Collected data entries
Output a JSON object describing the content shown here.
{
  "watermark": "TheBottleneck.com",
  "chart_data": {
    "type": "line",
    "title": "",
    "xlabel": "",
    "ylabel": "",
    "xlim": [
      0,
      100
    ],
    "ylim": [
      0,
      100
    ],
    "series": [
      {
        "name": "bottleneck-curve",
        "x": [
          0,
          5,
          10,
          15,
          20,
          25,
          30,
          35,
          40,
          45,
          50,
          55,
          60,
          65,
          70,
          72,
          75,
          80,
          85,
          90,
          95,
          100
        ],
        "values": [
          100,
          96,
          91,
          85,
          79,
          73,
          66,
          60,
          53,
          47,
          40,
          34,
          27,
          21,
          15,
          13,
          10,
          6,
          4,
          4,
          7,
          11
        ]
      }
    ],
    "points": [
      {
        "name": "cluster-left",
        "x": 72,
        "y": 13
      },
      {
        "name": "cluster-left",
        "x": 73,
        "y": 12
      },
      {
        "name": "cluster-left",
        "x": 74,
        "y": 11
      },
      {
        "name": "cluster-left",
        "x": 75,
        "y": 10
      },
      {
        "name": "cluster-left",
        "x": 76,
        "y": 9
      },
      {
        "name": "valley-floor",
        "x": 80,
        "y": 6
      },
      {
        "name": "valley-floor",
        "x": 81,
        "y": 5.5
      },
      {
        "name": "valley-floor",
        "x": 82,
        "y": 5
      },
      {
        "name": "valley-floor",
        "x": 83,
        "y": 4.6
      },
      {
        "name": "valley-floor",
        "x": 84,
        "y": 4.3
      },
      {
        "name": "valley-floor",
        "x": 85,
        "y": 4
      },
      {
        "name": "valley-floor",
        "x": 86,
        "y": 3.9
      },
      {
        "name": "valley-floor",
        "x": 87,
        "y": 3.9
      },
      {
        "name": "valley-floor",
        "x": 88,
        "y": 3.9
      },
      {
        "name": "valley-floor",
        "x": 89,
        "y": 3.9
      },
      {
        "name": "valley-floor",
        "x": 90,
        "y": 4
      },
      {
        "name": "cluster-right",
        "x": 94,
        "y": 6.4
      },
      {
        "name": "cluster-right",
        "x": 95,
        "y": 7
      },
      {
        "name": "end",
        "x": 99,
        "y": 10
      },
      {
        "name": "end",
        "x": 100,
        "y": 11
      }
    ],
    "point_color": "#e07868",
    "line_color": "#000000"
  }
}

Task objective
Would you give the material above again, complete and exact?

Task answer
Output a JSON object describing the content shown here.
{
  "watermark": "TheBottleneck.com",
  "chart_data": {
    "type": "line",
    "title": "",
    "xlabel": "",
    "ylabel": "",
    "xlim": [
      0,
      100
    ],
    "ylim": [
      0,
      100
    ],
    "series": [
      {
        "name": "bottleneck-curve",
        "x": [
          0,
          5,
          10,
          15,
          20,
          25,
          30,
          35,
          40,
          45,
          50,
          55,
          60,
          65,
          70,
          72,
          75,
          80,
          85,
          90,
          95,
          100
        ],
        "values": [
          100,
          96,
          91,
          85,
          79,
          73,
          66,
          60,
          53,
          47,
          40,
          34,
          27,
          21,
          15,
          13,
          10,
          6,
          4,
          4,
          7,
          11
        ]
      }
    ],
    "points": [
      {
        "name": "cluster-left",
        "x": 72,
        "y": 13
      },
      {
        "name": "cluster-left",
        "x": 73,
        "y": 12
      },
      {
        "name": "cluster-left",
        "x": 74,
        "y": 11
      },
      {
        "name": "cluster-left",
        "x": 75,
        "y": 10
      },
      {
        "name": "cluster-left",
        "x": 76,
        "y": 9
      },
      {
        "name": "valley-floor",
        "x": 80,
        "y": 6
      },
      {
        "name": "valley-floor",
        "x": 81,
        "y": 5.5
      },
      {
        "name": "valley-floor",
        "x": 82,
        "y": 5
      },
      {
        "name": "valley-floor",
        "x": 83,
        "y": 4.6
      },
      {
        "name": "valley-floor",
        "x": 84,
        "y": 4.3
      },
      {
        "name": "valley-floor",
        "x": 85,
        "y": 4
      },
      {
        "name": "valley-floor",
        "x": 86,
        "y": 3.9
      },
      {
        "name": "valley-floor",
        "x": 87,
        "y": 3.9
      },
      {
        "name": "valley-floor",
        "x": 88,
        "y": 3.9
      },
      {
        "name": "valley-floor",
        "x": 89,
        "y": 3.9
      },
      {
        "name": "valley-floor",
        "x": 90,
        "y": 4
      },
      {
        "name": "cluster-right",
        "x": 94,
        "y": 6.4
      },
      {
        "name": "cluster-right",
        "x": 95,
        "y": 7
      },
      {
        "name": "end",
        "x": 99,
        "y": 10
      },
      {
        "name": "end",
        "x": 100,
        "y": 11
      }
    ],
    "point_color": "#e07868",
    "line_color": "#000000"
  }
}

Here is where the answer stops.